WHAT YOU HAVE TO DO
Write the material out again in full, exactly.

THE DATA
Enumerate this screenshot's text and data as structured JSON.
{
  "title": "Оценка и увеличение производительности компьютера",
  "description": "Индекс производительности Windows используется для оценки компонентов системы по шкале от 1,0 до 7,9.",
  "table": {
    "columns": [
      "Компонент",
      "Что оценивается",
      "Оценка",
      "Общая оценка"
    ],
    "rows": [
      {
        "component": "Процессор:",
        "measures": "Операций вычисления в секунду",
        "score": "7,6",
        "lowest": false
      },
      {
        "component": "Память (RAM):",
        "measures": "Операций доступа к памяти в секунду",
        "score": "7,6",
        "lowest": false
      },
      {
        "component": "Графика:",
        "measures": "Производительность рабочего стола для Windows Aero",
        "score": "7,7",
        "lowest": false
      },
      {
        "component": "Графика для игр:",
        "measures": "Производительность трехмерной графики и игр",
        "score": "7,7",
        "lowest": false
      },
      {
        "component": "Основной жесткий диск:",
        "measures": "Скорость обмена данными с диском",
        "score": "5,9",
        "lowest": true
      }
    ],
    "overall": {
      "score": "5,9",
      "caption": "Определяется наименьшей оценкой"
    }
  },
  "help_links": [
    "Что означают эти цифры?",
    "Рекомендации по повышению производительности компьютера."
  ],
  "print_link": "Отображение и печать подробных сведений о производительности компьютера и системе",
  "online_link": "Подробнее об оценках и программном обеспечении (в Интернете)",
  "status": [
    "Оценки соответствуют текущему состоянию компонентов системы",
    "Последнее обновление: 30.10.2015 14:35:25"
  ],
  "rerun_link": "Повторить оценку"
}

EXERCISE SOLUTION
Enumerate this screenshot's text and data as structured JSON.
{
  "title": "Оценка и увеличение производительности компьютера",
  "description": "Индекс производительности Windows используется для оценки компонентов системы по шкале от 1,0 до 7,9.",
  "table": {
    "columns": [
      "Компонент",
      "Что оценивается",
      "Оценка",
      "Общая оценка"
    ],
    "rows": [
      {
        "component": "Процессор:",
        "measures": "Операций вычисления в секунду",
        "score": "7,6",
        "lowest": false
      },
      {
        "component": "Память (RAM):",
        "measures": "Операций доступа к памяти в секунду",
        "score": "7,6",
        "lowest": false
      },
      {
        "component": "Графика:",
        "measures": "Производительность рабочего стола для Windows Aero",
        "score": "7,7",
        "lowest": false
      },
      {
        "component": "Графика для игр:",
        "measures": "Производительность трехмерной графики и игр",
        "score": "7,7",
        "lowest": false
      },
      {
        "component": "Основной жесткий диск:",
        "measures": "Скорость обмена данными с диском",
        "score": "5,9",
        "lowest": true
      }
    ],
    "overall": {
      "score": "5,9",
      "caption": "Определяется наименьшей оценкой"
    }
  },
  "help_links": [
    "Что означают эти цифры?",
    "Рекомендации по повышению производительности компьютера."
  ],
  "print_link": "Отображение и печать подробных сведений о производительности компьютера и системе",
  "online_link": "Подробнее об оценках и программном обеспечении (в Интернете)",
  "status": [
    "Оценки соответствуют текущему состоянию компонентов системы",
    "Последнее обновление: 30.10.2015 14:35:25"
  ],
  "rerun_link": "Повторить оценку"
}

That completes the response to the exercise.